OBJECTIVE:
In the records below, find each line containing the word "Fixation" and copy it.

Extracted records
—————
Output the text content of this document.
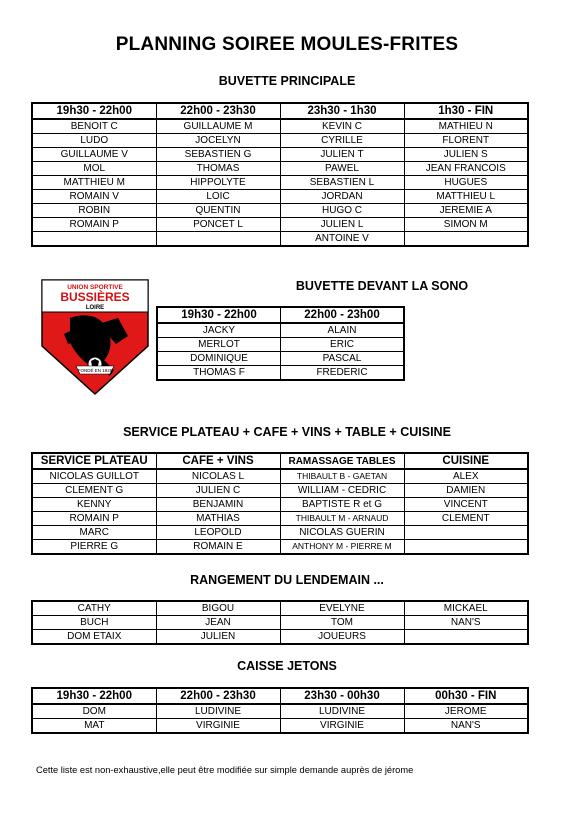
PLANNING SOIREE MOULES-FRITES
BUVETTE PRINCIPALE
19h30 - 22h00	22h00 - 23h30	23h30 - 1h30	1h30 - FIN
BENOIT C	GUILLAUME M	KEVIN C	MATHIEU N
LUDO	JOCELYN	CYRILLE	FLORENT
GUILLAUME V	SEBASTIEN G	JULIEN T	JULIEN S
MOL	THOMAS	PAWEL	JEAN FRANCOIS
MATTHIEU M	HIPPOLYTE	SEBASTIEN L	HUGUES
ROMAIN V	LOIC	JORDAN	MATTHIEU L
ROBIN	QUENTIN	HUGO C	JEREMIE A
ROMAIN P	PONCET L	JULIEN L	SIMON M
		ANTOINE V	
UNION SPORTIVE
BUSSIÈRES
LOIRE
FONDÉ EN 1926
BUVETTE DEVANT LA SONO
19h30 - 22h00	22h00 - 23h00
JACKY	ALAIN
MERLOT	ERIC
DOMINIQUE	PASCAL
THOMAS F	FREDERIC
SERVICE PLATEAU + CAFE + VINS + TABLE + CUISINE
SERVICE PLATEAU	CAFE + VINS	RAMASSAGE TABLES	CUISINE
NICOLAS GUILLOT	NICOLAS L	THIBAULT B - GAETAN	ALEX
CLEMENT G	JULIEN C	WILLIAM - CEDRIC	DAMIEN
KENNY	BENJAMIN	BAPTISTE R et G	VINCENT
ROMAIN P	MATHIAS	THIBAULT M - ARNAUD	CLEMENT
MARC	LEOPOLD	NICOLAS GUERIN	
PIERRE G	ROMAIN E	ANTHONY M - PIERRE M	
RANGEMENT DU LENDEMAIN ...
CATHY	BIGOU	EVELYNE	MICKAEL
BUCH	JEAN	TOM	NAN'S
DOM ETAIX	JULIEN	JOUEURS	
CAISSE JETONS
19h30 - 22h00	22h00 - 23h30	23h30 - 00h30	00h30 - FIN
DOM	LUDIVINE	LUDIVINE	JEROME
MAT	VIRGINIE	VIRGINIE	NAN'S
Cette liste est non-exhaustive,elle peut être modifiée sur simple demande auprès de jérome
—————
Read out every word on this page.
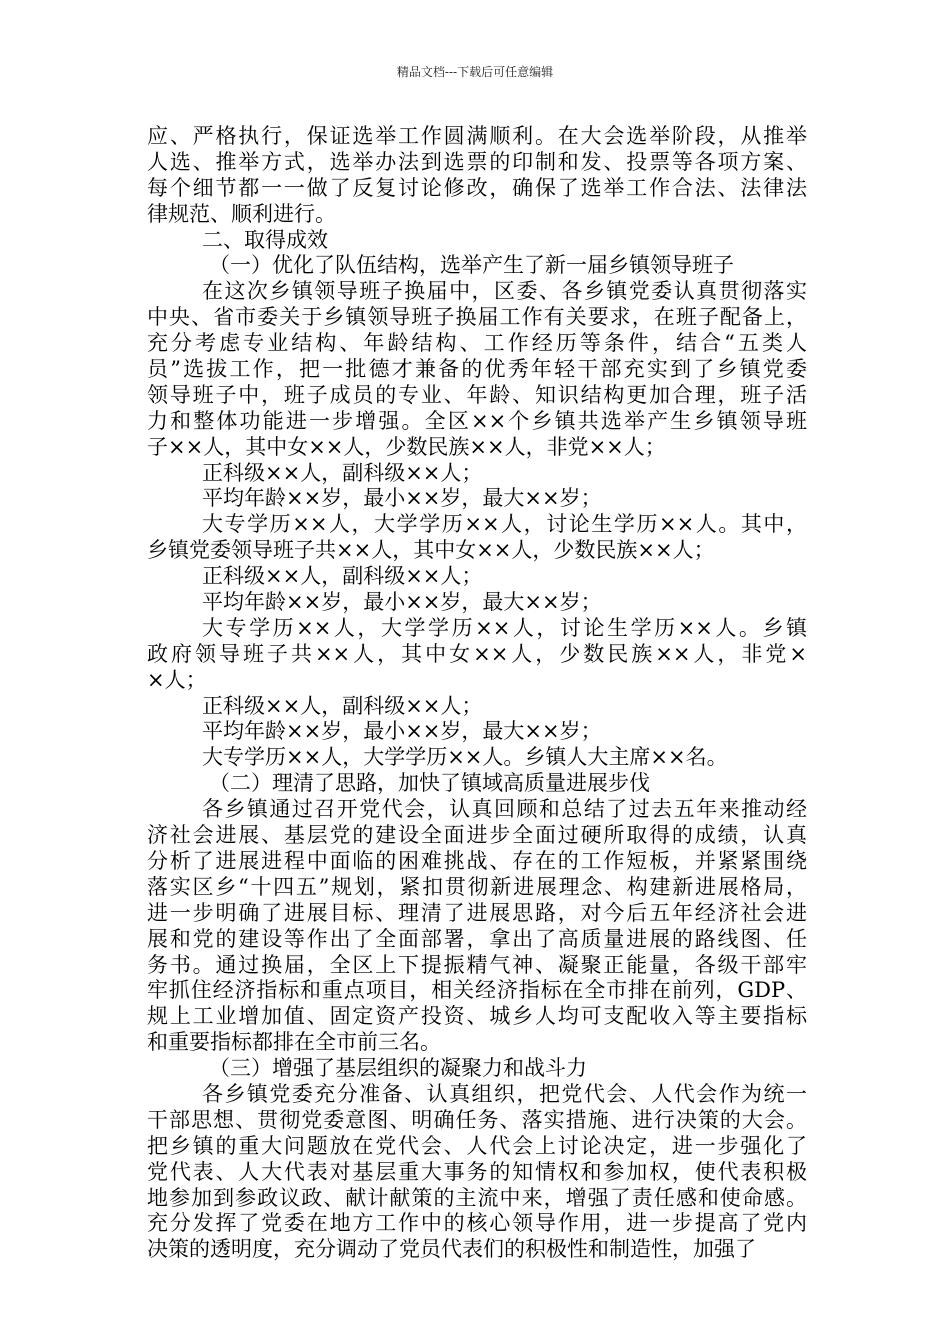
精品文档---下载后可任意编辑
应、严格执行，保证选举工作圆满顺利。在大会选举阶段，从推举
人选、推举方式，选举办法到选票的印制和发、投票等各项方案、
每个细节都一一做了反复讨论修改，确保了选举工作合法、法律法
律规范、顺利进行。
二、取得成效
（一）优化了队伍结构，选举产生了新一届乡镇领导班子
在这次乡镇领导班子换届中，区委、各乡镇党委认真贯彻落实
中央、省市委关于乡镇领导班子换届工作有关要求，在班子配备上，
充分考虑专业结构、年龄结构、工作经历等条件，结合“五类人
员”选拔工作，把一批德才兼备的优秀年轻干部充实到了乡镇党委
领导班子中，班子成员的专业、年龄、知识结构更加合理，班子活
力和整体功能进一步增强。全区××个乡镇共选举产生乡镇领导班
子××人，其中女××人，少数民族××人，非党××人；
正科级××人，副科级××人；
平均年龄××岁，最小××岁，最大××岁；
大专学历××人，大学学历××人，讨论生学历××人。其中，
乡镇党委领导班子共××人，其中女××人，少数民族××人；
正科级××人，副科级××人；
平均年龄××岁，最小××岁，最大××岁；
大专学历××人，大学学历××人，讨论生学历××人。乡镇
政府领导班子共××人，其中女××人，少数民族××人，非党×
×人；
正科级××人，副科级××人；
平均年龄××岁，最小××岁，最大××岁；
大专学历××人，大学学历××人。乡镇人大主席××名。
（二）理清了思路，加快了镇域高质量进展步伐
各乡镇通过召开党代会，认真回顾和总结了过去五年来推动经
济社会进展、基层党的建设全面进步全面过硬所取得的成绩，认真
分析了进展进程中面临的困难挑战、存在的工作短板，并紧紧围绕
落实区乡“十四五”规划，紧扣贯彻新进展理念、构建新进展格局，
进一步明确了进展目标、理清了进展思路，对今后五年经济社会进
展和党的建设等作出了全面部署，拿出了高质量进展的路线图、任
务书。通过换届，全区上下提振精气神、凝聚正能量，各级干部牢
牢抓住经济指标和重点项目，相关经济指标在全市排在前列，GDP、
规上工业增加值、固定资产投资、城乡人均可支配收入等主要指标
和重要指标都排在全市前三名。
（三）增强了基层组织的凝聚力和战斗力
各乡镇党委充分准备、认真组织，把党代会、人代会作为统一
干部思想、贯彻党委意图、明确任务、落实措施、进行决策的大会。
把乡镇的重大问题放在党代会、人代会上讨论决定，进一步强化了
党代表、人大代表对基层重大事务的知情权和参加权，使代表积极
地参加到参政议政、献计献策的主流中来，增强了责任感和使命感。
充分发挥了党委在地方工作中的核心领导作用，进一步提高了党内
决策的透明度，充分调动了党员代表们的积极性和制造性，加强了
—————
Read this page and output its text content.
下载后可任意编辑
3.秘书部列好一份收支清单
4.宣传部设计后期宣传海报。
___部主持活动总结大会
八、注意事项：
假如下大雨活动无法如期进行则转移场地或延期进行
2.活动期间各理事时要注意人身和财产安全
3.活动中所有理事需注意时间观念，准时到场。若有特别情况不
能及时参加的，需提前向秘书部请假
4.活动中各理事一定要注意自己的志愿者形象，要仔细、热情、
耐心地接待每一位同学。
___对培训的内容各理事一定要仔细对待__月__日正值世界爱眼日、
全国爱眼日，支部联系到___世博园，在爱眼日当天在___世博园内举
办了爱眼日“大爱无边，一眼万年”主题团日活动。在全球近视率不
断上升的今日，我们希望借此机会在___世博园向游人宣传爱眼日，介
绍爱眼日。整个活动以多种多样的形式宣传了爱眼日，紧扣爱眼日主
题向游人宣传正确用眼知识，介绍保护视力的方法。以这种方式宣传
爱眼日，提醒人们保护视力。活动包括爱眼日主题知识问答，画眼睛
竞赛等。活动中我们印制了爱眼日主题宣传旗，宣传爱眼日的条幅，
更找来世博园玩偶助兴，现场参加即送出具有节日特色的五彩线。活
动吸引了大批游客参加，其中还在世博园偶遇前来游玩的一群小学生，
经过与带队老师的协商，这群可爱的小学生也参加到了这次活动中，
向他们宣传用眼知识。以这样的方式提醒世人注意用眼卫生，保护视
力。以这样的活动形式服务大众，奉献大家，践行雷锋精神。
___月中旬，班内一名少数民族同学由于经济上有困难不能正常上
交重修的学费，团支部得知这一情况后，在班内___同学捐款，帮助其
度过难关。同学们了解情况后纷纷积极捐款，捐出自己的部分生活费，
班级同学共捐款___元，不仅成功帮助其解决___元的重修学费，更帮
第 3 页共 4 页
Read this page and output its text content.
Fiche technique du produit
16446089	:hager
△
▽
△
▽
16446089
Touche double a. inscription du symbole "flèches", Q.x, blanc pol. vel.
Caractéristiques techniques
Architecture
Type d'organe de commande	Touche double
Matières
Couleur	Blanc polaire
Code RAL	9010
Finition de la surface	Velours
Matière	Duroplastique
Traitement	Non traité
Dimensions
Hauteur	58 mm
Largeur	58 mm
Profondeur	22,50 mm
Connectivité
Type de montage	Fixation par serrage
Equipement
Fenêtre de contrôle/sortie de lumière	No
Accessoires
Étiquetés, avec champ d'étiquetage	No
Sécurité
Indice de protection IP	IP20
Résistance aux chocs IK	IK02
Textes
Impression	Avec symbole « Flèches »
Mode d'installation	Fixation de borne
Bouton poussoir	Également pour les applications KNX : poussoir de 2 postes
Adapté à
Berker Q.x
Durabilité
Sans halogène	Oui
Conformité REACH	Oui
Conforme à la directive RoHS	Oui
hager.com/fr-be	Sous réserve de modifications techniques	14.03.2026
—————
RESPONSE TO THIS TASK:
Type de montage	Fixation par serrage
Mode d'installation	Fixation de borne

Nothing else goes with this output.